■ REQUIRED TASK:
In the data below, locate each line with the word "playlist" and list it.

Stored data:
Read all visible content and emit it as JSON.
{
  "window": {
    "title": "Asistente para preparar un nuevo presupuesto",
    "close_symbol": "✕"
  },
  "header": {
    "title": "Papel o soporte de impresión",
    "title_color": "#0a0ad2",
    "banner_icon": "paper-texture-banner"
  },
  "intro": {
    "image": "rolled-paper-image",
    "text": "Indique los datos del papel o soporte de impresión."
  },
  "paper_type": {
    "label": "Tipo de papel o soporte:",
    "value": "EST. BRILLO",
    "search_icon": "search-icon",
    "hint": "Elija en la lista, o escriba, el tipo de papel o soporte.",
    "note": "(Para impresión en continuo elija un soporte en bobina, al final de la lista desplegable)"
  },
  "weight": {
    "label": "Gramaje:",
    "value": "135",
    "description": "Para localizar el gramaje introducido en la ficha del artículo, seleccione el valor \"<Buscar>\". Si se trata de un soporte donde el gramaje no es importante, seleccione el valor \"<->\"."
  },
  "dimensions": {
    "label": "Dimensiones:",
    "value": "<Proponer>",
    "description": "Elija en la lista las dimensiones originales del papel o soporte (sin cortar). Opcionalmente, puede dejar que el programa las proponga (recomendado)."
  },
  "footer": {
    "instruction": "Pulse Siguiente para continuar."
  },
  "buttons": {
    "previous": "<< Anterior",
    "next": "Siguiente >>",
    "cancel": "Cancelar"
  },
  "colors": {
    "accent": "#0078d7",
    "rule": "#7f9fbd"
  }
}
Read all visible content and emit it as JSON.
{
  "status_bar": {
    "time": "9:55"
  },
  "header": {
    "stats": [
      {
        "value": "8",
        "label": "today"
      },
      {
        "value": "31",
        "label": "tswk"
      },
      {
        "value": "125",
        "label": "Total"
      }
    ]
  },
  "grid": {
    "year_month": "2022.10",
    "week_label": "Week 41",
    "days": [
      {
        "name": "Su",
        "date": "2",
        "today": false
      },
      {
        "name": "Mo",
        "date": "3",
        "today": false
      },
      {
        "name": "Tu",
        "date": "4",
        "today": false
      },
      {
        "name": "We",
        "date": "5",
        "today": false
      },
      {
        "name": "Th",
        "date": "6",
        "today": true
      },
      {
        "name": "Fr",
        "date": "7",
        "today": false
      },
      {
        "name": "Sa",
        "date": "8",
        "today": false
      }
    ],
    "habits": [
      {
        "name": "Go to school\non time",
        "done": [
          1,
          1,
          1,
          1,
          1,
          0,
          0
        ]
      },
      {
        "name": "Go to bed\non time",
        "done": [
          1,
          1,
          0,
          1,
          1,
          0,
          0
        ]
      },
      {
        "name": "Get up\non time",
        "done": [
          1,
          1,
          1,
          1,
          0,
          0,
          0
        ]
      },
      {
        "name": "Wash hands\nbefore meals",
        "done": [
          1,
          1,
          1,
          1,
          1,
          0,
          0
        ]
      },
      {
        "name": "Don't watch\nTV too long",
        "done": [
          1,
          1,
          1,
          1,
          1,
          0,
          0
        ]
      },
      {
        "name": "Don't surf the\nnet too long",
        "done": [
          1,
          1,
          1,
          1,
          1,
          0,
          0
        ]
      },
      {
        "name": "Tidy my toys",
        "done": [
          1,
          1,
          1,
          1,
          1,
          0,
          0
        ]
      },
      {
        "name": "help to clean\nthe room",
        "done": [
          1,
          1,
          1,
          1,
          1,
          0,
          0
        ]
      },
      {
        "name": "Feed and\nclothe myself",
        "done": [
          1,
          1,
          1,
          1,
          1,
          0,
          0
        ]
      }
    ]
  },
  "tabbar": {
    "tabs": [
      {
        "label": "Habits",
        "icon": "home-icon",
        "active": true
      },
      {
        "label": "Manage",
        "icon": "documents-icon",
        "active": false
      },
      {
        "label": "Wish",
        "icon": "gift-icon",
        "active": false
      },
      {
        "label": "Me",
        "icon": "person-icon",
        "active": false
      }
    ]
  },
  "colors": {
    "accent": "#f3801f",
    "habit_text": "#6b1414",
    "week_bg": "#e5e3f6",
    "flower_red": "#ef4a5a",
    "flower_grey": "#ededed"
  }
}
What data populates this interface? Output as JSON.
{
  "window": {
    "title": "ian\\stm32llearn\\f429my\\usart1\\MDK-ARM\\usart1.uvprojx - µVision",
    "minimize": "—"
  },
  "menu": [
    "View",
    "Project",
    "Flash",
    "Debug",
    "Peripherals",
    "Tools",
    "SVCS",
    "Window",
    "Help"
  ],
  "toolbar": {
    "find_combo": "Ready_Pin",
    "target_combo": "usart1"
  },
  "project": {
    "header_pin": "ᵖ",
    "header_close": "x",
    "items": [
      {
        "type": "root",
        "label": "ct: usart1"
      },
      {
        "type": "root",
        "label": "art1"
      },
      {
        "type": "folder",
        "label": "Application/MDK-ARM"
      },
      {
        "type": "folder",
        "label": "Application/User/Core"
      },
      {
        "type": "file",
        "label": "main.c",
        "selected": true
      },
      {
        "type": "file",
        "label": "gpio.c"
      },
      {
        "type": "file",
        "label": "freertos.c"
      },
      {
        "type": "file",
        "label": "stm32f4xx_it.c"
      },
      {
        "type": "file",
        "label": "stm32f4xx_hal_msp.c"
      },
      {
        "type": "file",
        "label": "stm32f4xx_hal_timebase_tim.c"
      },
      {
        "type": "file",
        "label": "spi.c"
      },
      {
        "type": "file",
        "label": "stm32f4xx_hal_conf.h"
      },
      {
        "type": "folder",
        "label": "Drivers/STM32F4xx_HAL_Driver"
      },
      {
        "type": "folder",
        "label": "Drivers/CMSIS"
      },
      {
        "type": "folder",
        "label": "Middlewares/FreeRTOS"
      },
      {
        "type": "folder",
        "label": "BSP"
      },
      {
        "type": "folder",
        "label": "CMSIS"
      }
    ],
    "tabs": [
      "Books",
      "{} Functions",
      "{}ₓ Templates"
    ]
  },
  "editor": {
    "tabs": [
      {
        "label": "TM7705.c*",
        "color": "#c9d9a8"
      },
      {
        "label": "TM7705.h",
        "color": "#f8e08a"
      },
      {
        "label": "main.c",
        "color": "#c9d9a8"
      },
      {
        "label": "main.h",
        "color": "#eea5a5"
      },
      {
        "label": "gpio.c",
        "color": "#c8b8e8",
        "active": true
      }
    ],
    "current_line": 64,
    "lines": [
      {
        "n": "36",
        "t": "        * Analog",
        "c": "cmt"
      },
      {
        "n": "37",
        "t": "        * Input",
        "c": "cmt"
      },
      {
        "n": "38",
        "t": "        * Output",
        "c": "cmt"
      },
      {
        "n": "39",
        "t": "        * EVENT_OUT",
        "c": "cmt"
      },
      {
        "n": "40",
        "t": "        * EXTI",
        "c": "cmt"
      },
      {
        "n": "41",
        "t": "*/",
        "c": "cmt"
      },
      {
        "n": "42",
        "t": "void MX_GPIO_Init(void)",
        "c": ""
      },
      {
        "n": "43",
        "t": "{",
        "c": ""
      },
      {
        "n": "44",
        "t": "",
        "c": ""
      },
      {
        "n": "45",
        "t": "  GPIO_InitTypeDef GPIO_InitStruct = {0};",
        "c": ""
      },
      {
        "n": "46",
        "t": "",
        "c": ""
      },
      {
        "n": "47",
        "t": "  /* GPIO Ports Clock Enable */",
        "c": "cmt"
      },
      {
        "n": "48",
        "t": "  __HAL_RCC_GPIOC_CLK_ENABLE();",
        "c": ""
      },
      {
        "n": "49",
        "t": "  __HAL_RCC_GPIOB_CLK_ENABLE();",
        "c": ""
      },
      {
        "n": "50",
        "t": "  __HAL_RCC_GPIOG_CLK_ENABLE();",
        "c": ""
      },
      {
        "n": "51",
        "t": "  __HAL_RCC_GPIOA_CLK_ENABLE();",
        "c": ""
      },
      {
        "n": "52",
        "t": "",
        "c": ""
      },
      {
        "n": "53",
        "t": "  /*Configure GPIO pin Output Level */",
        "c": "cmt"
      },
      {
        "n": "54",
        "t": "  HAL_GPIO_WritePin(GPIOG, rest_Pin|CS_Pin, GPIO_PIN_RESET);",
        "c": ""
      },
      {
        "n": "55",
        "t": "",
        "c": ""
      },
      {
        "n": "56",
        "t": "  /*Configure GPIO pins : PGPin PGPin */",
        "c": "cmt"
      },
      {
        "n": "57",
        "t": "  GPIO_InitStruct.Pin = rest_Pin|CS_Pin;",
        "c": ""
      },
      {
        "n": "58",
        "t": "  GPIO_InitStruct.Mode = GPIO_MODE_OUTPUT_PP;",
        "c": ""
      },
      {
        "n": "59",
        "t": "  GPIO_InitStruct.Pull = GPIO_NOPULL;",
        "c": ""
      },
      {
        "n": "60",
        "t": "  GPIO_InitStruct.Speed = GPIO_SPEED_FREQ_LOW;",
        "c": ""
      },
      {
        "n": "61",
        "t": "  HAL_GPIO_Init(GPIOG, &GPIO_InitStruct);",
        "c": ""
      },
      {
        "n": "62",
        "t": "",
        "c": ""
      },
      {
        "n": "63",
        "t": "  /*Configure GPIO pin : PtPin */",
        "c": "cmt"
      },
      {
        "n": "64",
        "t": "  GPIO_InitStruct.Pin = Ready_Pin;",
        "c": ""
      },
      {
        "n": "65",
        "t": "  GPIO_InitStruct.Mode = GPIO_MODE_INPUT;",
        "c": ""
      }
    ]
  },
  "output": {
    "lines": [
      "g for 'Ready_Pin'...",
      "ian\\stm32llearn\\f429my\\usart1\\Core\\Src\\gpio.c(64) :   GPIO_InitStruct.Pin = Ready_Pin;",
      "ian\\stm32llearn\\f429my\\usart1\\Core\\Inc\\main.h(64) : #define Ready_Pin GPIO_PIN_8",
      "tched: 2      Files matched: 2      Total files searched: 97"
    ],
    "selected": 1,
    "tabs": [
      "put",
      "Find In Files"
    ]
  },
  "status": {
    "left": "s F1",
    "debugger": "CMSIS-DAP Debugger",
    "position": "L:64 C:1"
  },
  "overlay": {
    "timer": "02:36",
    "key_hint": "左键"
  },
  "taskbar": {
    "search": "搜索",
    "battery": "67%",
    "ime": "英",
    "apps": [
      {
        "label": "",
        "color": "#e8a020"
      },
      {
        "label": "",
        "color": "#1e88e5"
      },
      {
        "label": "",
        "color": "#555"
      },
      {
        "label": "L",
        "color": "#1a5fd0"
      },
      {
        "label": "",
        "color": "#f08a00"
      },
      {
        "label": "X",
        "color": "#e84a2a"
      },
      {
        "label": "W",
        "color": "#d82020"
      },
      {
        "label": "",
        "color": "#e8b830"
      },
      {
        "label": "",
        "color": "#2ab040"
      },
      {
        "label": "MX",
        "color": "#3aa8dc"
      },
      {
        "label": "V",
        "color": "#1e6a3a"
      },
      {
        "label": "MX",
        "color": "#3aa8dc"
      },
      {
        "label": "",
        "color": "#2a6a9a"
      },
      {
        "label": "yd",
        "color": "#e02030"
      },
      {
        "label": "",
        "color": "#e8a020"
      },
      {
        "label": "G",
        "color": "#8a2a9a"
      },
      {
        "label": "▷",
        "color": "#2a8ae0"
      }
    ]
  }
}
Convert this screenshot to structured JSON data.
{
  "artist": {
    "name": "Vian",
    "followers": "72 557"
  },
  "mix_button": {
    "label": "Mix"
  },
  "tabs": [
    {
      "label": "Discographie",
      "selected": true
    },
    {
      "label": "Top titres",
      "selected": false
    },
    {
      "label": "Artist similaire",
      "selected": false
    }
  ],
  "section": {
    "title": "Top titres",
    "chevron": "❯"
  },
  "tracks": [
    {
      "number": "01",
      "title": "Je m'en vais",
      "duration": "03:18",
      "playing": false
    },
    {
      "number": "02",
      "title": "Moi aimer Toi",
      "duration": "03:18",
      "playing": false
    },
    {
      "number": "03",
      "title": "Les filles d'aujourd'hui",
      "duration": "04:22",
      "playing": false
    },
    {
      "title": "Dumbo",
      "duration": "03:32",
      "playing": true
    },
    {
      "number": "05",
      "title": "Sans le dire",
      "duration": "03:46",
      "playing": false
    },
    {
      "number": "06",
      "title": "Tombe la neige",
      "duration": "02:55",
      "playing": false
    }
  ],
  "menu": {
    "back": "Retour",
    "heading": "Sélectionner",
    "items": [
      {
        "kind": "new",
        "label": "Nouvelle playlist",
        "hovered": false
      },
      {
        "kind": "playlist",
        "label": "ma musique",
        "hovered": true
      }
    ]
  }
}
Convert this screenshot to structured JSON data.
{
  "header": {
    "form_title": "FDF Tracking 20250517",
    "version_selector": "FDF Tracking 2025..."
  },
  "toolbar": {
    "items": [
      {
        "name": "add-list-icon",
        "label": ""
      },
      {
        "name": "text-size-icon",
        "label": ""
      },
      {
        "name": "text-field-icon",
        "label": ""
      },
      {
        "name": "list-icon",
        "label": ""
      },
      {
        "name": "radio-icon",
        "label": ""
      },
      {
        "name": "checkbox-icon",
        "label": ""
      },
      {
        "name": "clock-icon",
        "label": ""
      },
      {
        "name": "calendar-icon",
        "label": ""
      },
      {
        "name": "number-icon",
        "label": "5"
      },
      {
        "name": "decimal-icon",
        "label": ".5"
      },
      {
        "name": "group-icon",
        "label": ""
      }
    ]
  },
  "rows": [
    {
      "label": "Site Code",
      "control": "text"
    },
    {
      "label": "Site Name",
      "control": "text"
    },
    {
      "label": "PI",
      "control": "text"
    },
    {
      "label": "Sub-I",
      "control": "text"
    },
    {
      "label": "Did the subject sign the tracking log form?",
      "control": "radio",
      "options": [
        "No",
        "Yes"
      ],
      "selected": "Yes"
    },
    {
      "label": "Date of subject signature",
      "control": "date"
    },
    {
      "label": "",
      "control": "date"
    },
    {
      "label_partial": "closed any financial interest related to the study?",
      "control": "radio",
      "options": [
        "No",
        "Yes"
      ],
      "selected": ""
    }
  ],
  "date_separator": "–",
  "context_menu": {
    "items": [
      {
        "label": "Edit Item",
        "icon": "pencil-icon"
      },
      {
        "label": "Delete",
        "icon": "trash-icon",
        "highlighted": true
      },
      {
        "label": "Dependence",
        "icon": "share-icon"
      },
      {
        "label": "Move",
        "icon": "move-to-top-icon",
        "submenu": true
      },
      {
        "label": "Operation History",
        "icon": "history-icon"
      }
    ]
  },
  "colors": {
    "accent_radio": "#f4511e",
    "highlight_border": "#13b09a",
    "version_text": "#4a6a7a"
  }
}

■ RESULT OF THE EXERCISE:
        "label": "Nouvelle playlist",
        "kind": "playlist",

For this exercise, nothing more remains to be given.